Data records:
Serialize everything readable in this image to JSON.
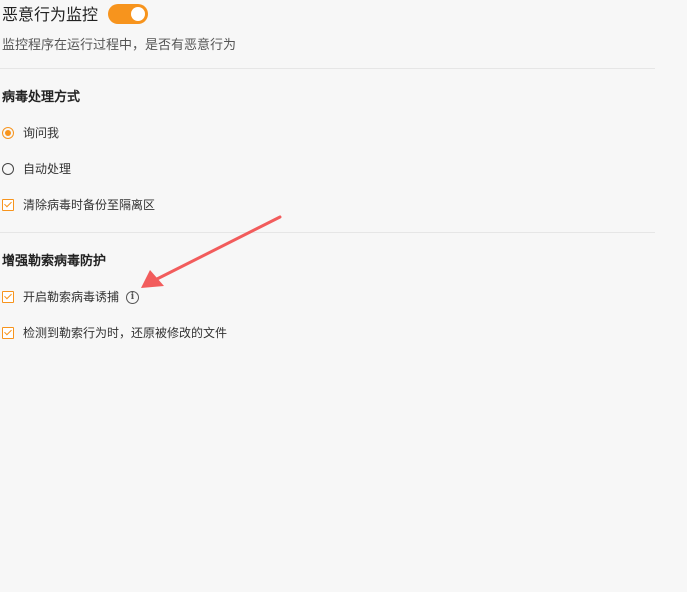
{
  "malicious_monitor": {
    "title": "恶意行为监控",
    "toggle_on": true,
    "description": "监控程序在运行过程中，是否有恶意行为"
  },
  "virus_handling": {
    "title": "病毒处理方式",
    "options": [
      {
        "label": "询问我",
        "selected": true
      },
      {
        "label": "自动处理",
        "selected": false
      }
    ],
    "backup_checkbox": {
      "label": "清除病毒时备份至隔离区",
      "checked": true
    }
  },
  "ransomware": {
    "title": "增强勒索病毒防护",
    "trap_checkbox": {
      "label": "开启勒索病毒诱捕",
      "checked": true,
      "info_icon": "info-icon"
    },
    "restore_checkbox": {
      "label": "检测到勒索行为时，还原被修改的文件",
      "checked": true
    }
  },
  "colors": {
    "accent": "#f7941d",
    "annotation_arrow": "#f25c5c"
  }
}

---

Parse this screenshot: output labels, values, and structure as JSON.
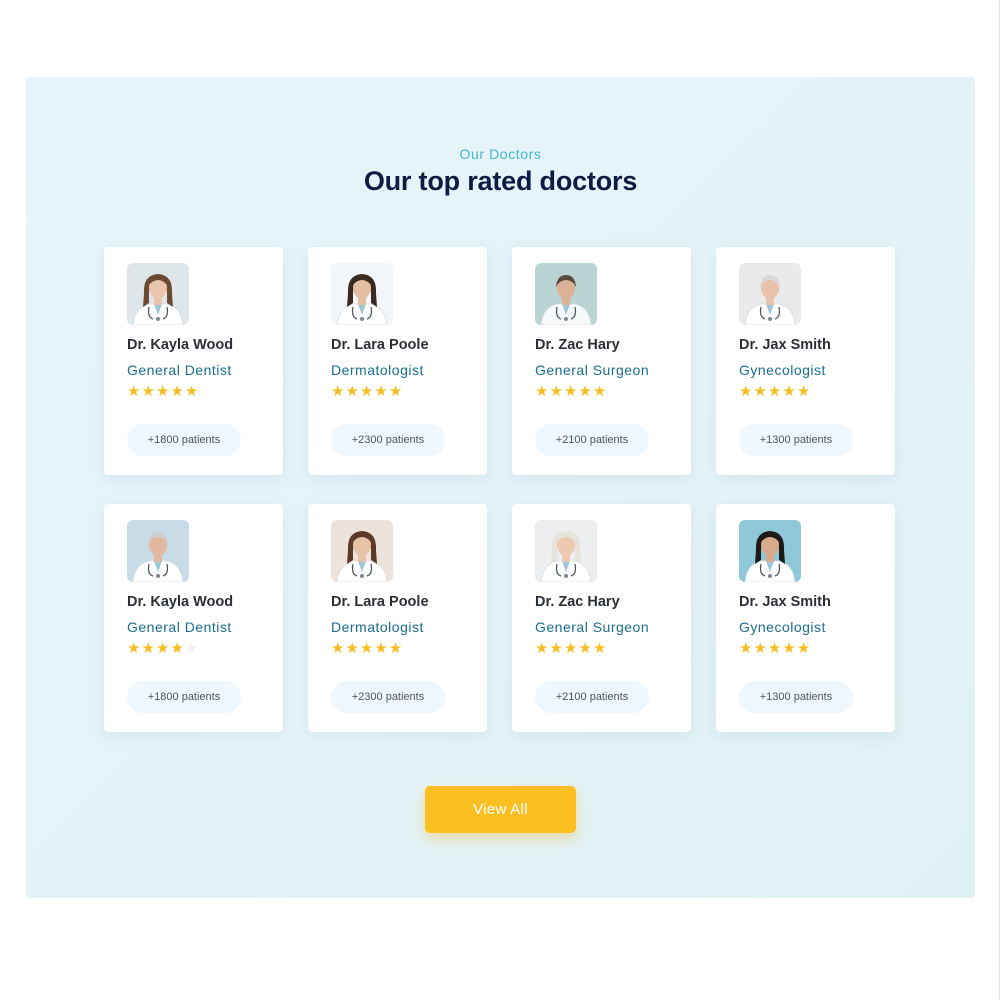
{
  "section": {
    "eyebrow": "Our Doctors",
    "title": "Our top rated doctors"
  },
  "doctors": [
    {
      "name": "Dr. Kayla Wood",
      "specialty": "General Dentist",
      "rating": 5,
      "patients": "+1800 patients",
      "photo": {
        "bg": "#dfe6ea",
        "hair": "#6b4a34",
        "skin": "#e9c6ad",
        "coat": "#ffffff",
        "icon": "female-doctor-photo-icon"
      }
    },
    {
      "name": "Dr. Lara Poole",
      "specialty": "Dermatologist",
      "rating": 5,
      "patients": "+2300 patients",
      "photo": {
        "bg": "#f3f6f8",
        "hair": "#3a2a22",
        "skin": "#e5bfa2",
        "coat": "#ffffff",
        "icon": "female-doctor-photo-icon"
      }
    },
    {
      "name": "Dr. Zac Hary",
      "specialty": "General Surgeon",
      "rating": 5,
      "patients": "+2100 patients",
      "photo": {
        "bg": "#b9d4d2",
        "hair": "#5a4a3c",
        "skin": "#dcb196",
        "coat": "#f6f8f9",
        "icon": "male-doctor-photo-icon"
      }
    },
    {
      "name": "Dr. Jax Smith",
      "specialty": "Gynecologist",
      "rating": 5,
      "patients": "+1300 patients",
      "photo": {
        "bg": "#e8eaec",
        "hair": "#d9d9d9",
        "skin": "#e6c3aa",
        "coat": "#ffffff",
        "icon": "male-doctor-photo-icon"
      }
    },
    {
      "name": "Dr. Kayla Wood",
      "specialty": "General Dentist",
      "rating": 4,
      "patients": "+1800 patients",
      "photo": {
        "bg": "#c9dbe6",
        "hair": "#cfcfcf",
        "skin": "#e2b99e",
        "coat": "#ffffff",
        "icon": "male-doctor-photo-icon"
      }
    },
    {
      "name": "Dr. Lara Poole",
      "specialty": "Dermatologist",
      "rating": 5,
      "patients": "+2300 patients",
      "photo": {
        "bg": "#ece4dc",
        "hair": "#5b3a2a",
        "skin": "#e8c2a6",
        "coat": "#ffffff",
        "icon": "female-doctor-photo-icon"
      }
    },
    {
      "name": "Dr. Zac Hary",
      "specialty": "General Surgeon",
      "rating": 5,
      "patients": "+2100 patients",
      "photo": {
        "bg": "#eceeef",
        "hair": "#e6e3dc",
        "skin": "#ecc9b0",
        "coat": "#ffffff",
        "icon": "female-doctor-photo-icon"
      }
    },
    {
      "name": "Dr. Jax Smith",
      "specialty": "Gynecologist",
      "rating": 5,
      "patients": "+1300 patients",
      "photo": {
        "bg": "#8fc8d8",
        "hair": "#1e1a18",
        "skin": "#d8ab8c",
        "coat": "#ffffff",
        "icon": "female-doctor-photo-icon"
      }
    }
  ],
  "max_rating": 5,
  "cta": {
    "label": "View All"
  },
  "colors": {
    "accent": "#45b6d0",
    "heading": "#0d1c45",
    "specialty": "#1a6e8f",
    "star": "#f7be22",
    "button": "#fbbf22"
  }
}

» What you have to do
From the entries, copy out each line containing the word "skin".

» Exercise response
        "skin": "#e9c6ad",
        "skin": "#e5bfa2",
        "skin": "#dcb196",
        "skin": "#e6c3aa",
        "skin": "#e2b99e",
        "skin": "#e8c2a6",
        "skin": "#ecc9b0",
        "skin": "#d8ab8c",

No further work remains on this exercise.